▶ [Goal]: Give the number of lines containing the word "pidätettynä", and nothing else.

Start of Listing

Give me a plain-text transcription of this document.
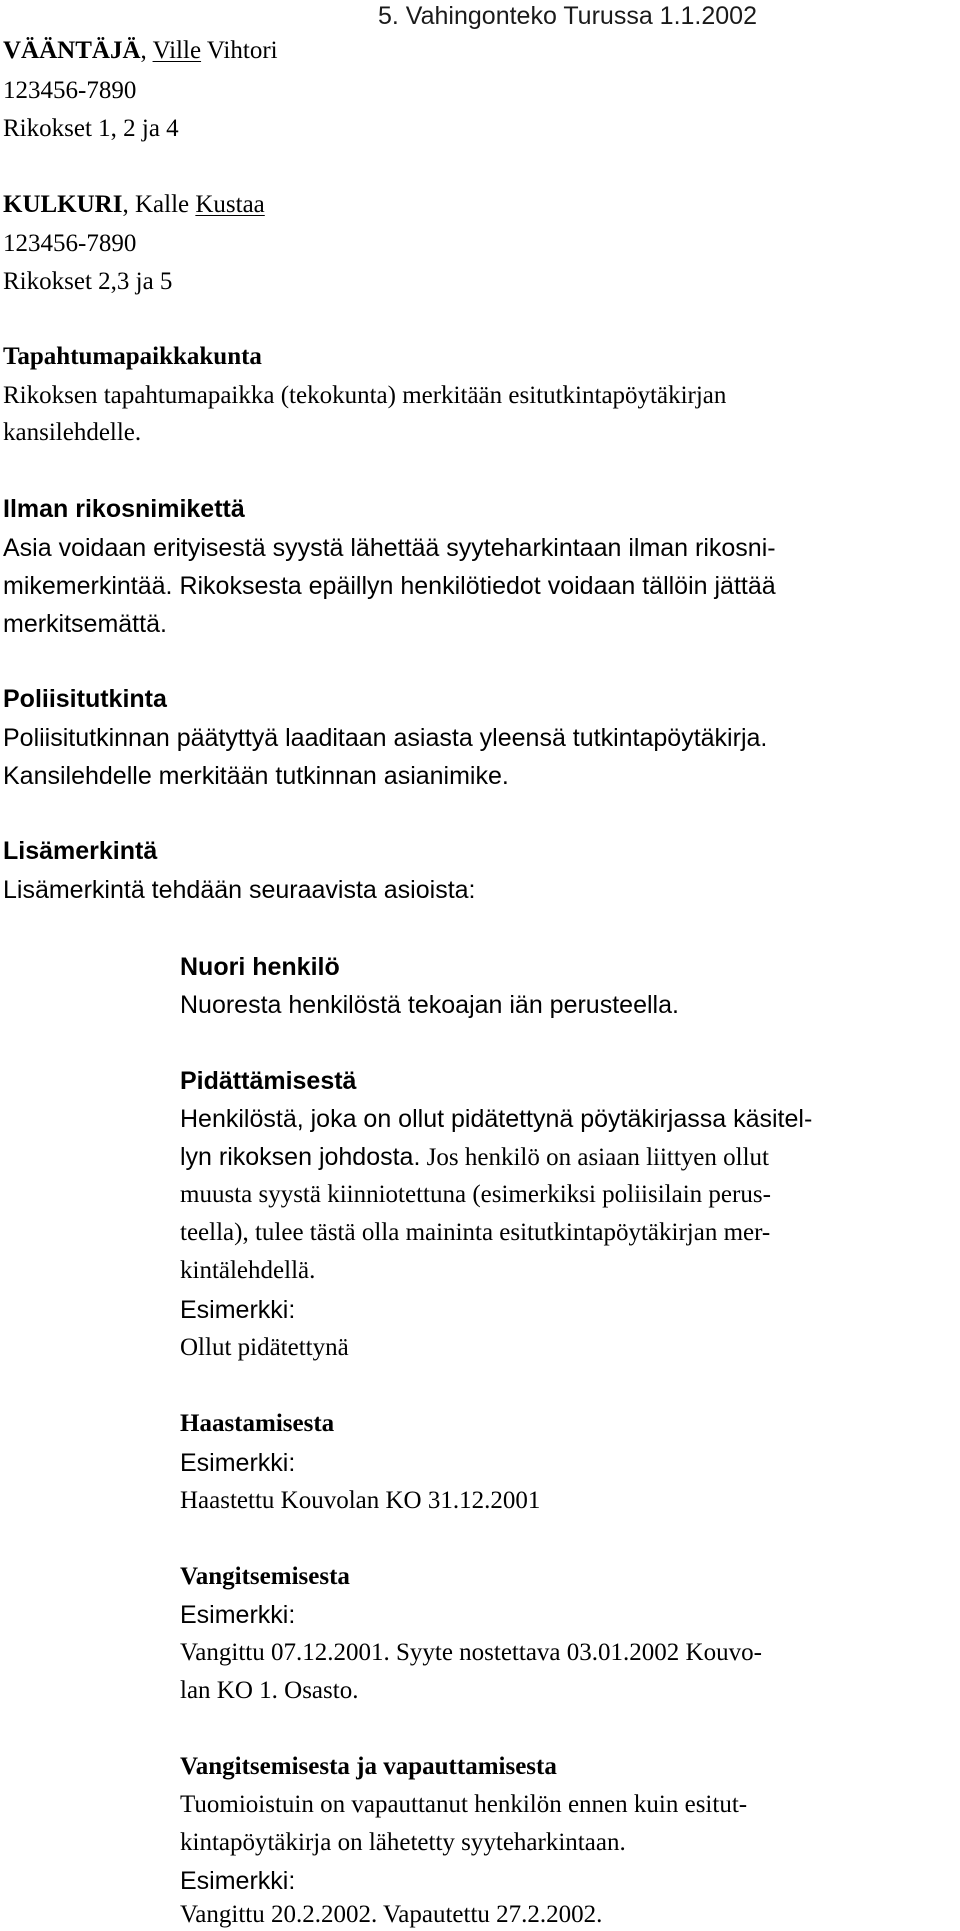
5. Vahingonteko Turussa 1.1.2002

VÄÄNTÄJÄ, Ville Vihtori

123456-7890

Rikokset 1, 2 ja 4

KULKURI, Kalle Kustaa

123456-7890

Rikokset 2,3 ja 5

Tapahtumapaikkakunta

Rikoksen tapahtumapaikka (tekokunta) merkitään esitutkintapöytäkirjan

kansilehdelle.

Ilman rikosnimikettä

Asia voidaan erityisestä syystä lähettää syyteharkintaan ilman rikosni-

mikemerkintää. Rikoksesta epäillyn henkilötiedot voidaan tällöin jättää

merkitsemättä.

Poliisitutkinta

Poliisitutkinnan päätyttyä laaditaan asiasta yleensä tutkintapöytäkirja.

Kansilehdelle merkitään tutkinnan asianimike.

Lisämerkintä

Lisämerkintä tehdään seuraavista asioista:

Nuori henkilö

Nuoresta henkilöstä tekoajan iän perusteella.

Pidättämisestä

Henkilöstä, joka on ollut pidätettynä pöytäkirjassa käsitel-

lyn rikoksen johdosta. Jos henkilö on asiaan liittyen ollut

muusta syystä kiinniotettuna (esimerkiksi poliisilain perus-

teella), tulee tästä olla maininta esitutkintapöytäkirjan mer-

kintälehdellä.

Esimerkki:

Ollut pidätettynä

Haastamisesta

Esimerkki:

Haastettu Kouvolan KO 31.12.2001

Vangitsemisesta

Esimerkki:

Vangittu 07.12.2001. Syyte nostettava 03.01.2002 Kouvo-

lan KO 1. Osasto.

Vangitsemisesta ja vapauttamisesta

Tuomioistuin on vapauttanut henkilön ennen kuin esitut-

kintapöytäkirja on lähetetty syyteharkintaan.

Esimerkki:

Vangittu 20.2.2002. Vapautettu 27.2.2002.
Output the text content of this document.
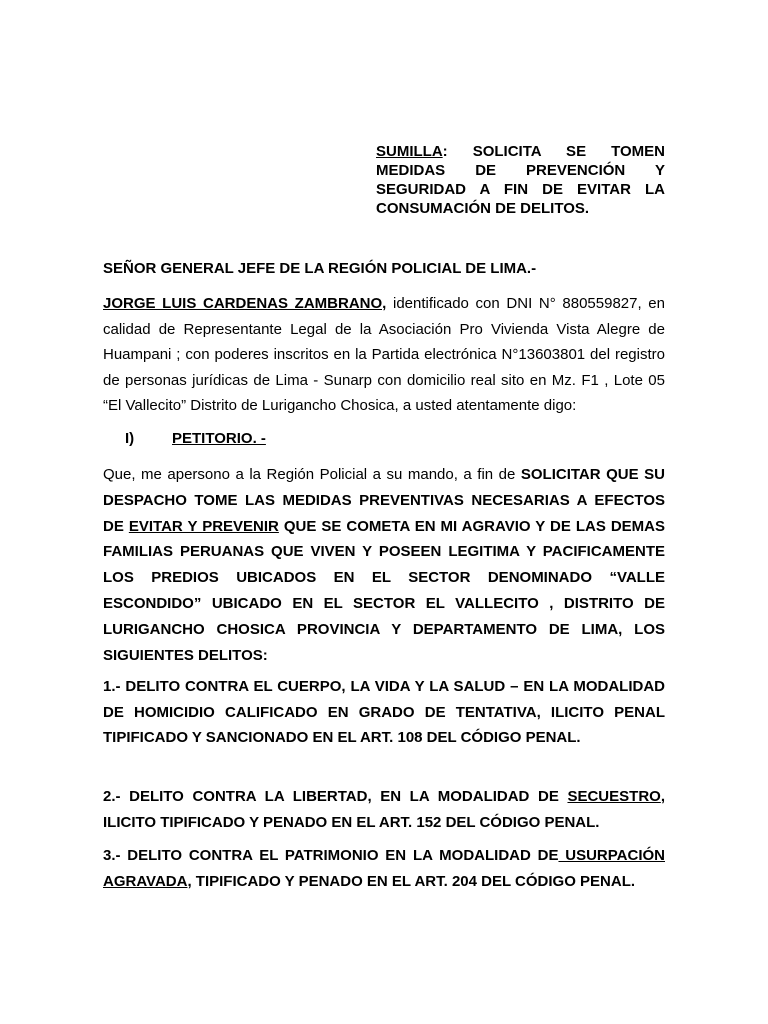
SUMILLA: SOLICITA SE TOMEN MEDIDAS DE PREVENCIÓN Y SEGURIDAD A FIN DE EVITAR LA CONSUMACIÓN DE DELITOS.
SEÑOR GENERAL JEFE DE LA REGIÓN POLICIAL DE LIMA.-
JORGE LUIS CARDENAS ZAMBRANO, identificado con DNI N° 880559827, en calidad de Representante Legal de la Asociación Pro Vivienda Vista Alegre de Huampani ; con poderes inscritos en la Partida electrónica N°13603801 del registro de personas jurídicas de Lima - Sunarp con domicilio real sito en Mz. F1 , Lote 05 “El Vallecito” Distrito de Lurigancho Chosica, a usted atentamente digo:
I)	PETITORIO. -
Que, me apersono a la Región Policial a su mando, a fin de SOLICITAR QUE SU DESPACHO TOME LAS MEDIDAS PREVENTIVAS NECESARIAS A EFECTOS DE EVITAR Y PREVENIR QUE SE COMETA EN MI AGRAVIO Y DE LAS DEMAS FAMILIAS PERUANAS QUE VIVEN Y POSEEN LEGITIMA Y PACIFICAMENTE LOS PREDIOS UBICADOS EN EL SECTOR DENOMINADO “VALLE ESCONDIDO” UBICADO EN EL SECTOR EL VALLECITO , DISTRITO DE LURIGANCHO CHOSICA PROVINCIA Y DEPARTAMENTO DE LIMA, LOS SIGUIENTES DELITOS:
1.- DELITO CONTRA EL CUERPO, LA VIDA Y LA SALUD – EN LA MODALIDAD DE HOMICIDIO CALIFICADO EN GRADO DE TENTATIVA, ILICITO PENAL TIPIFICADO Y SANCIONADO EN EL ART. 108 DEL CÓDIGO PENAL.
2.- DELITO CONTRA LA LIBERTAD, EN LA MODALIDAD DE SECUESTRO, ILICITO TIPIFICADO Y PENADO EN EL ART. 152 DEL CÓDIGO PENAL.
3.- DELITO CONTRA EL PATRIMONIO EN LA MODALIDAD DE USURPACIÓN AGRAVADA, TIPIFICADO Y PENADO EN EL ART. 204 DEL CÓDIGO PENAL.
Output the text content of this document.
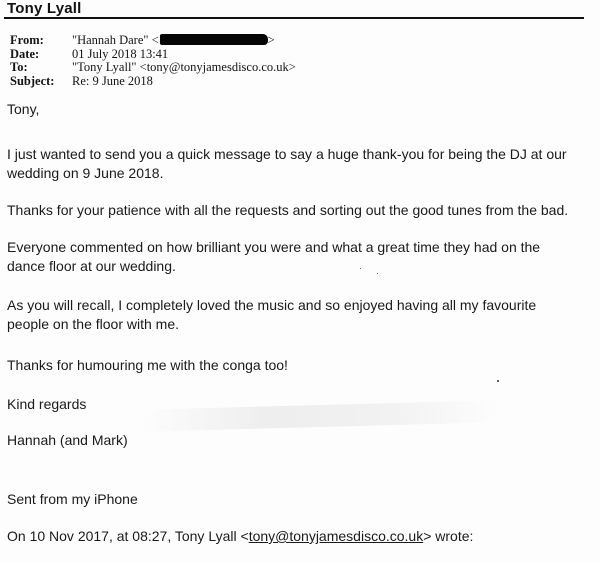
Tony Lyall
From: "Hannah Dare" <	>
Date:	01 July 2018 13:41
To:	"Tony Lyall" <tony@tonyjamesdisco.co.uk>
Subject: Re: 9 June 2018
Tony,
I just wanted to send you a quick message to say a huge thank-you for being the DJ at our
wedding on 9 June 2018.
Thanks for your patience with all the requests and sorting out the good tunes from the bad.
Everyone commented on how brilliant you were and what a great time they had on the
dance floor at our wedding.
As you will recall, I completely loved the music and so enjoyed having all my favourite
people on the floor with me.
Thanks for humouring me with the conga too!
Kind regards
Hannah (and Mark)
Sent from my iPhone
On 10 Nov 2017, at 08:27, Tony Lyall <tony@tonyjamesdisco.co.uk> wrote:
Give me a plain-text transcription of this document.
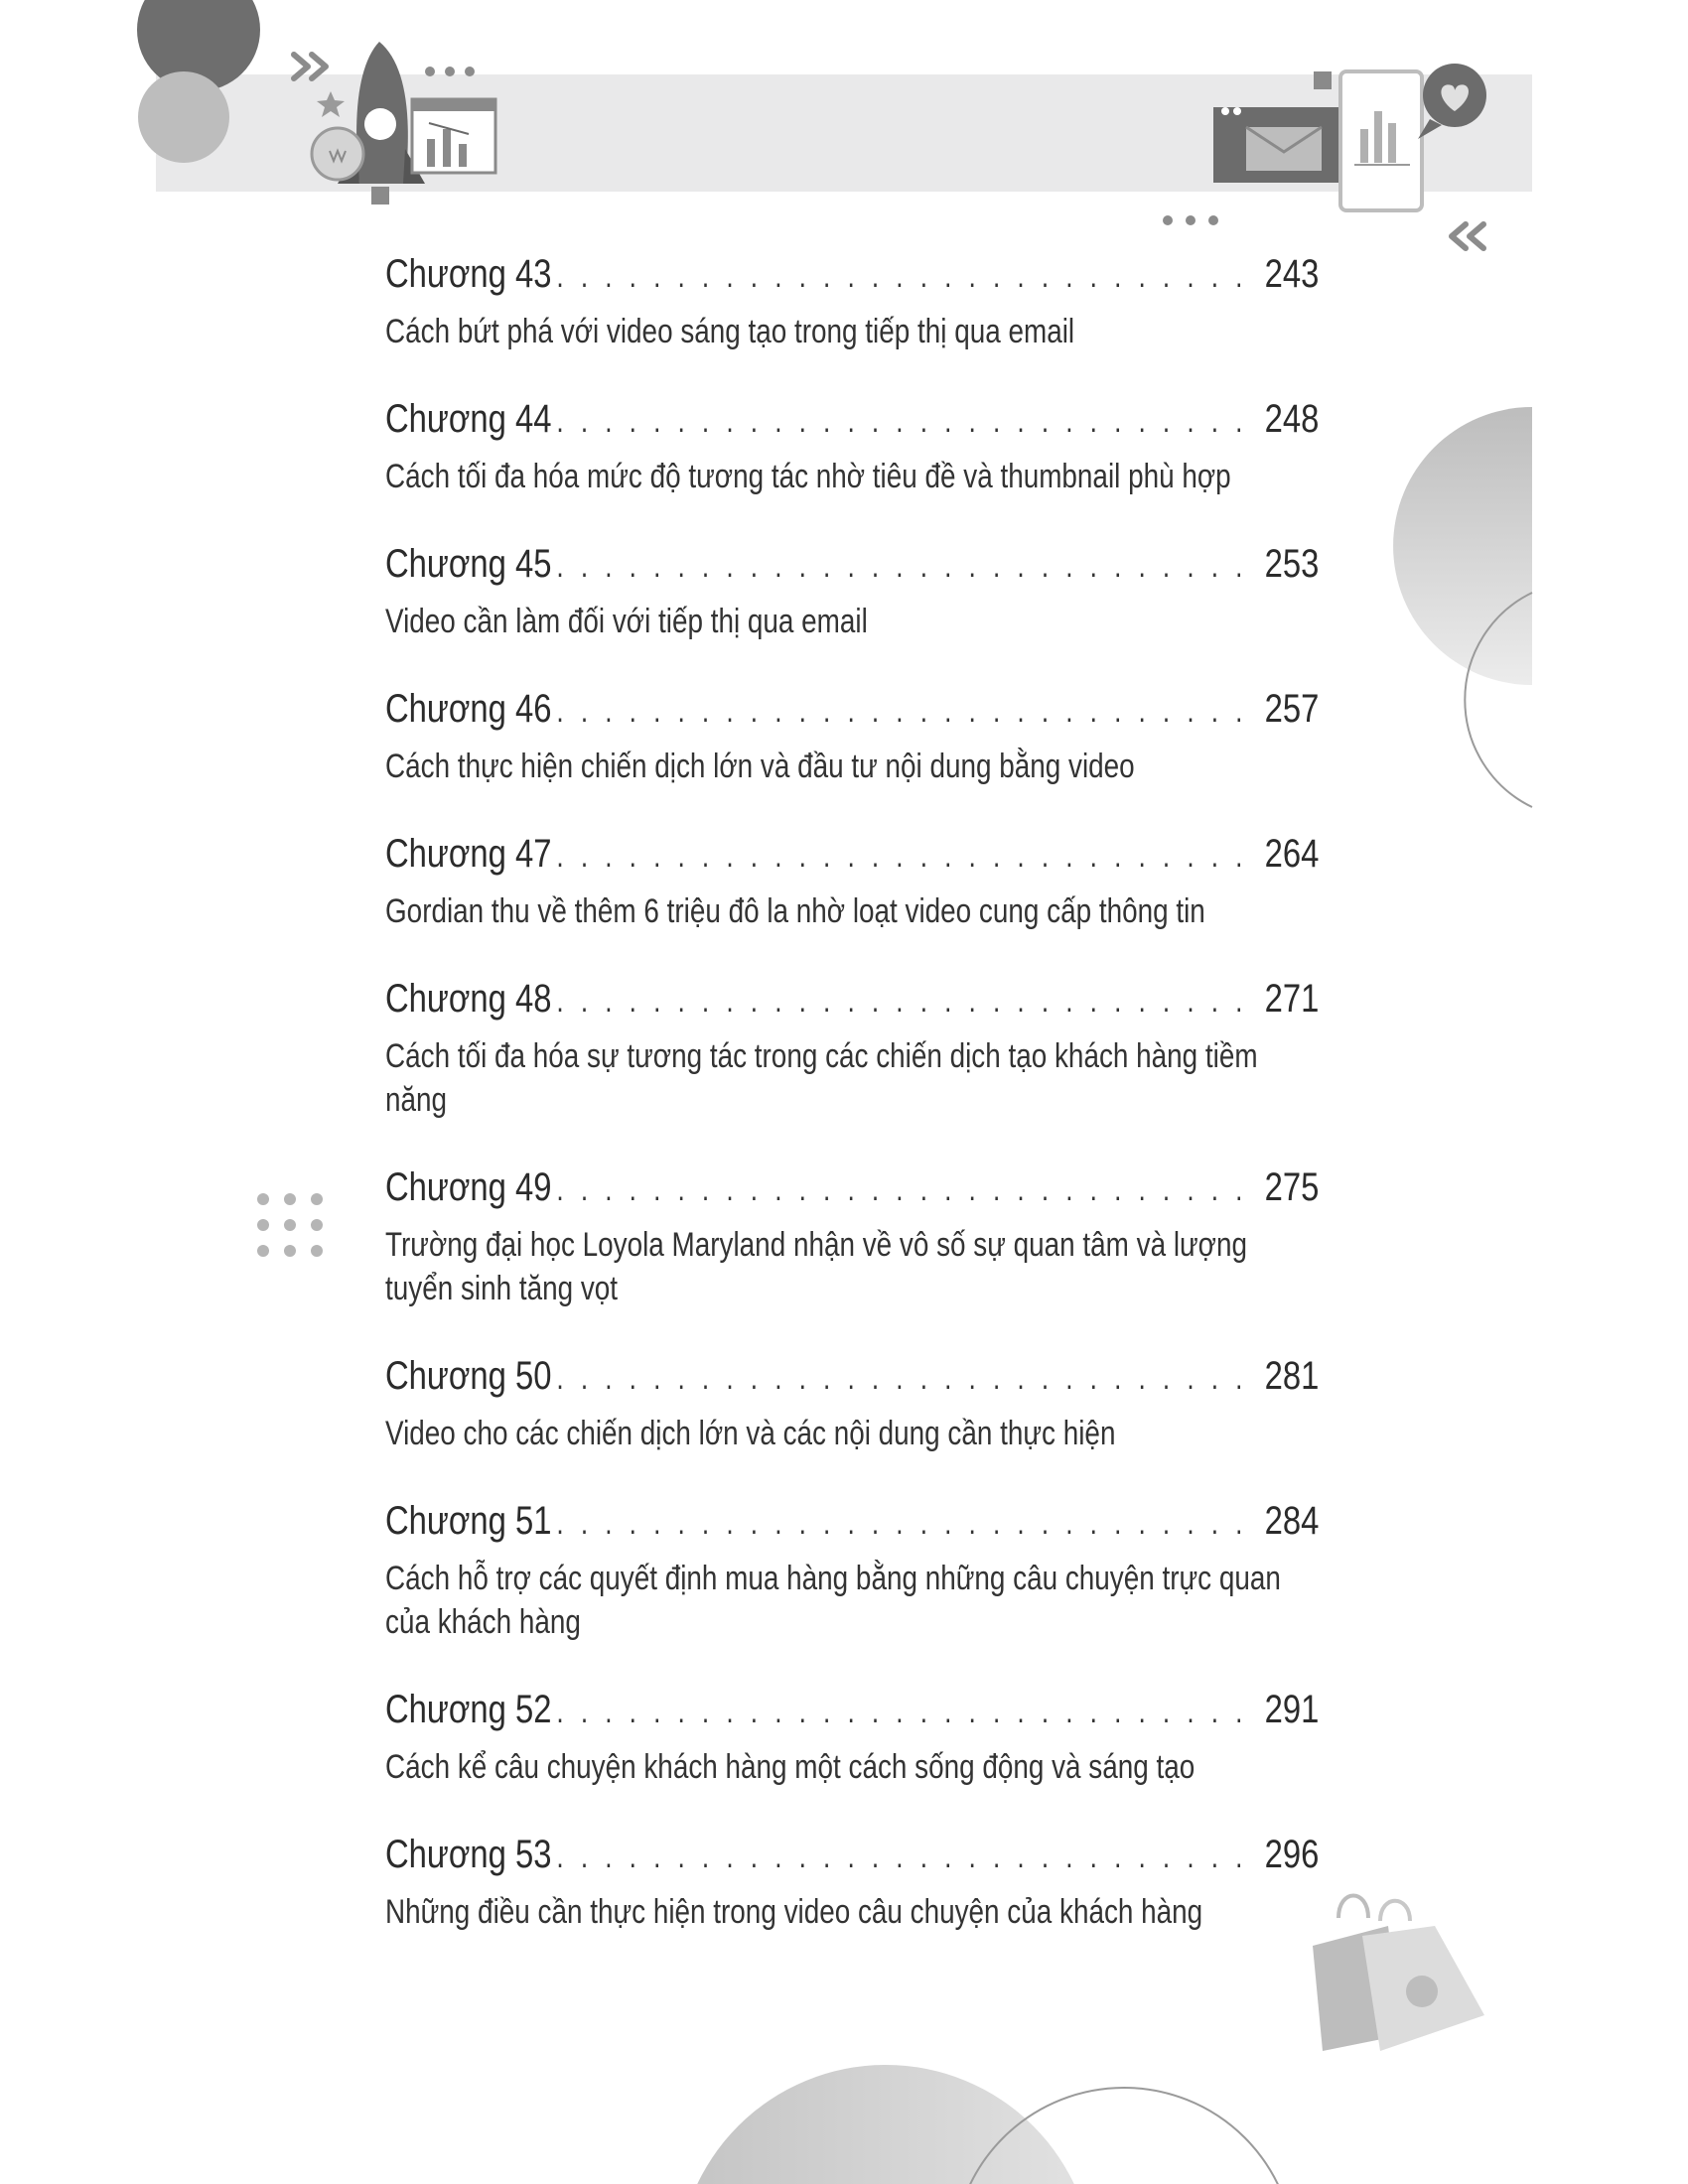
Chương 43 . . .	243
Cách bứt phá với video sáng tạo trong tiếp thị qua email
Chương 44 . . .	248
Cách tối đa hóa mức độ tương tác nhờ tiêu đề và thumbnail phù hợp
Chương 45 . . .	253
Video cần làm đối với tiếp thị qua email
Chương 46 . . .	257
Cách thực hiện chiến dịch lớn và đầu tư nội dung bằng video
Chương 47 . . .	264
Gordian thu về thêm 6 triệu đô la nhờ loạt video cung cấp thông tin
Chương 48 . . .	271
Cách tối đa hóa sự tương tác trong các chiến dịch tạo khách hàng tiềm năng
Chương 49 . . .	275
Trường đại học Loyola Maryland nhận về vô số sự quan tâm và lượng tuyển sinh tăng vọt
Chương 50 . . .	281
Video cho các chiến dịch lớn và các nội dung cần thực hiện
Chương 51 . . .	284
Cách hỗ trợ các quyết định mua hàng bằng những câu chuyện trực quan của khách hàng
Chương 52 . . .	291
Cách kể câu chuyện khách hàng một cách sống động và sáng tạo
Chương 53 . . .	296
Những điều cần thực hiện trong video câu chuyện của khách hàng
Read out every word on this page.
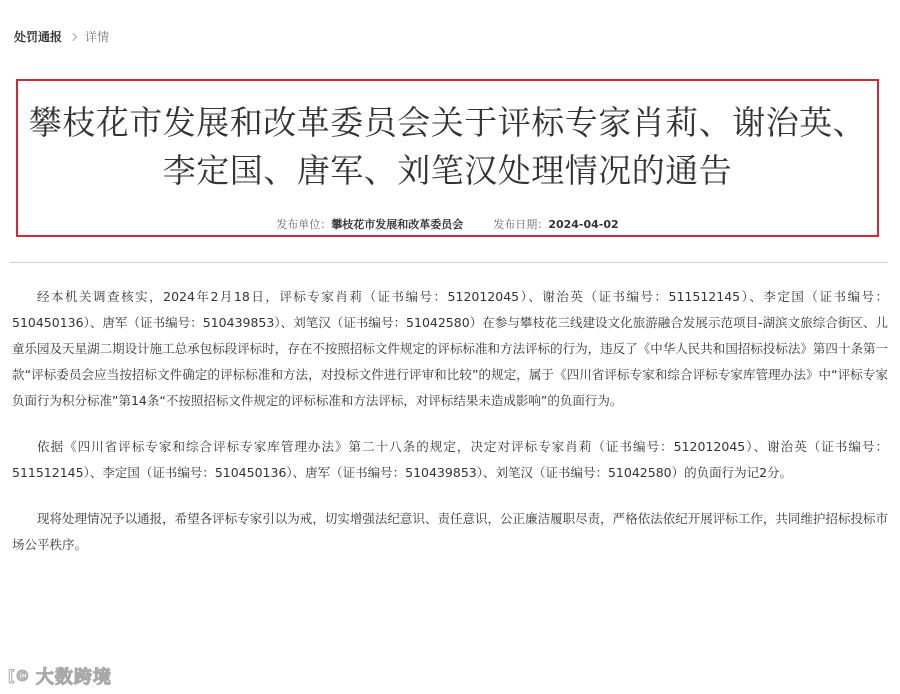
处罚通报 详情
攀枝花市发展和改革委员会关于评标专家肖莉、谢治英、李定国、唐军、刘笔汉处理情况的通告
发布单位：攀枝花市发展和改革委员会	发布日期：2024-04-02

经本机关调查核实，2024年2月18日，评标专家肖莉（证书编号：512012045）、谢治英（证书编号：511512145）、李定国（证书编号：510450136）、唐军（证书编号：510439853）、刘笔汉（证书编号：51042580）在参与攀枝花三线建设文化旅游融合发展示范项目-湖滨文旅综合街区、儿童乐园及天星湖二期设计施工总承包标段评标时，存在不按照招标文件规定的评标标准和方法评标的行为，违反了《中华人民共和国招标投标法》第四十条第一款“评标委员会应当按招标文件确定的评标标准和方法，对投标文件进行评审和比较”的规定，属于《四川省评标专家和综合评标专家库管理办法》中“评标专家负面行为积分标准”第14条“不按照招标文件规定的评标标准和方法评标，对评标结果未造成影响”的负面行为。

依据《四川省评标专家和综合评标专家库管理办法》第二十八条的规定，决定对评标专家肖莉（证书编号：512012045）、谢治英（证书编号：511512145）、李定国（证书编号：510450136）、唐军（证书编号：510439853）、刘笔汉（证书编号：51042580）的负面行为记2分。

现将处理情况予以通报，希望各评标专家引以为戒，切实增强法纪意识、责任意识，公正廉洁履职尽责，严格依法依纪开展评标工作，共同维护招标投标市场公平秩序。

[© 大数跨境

End of Listing

▶ [Exercise output]: 2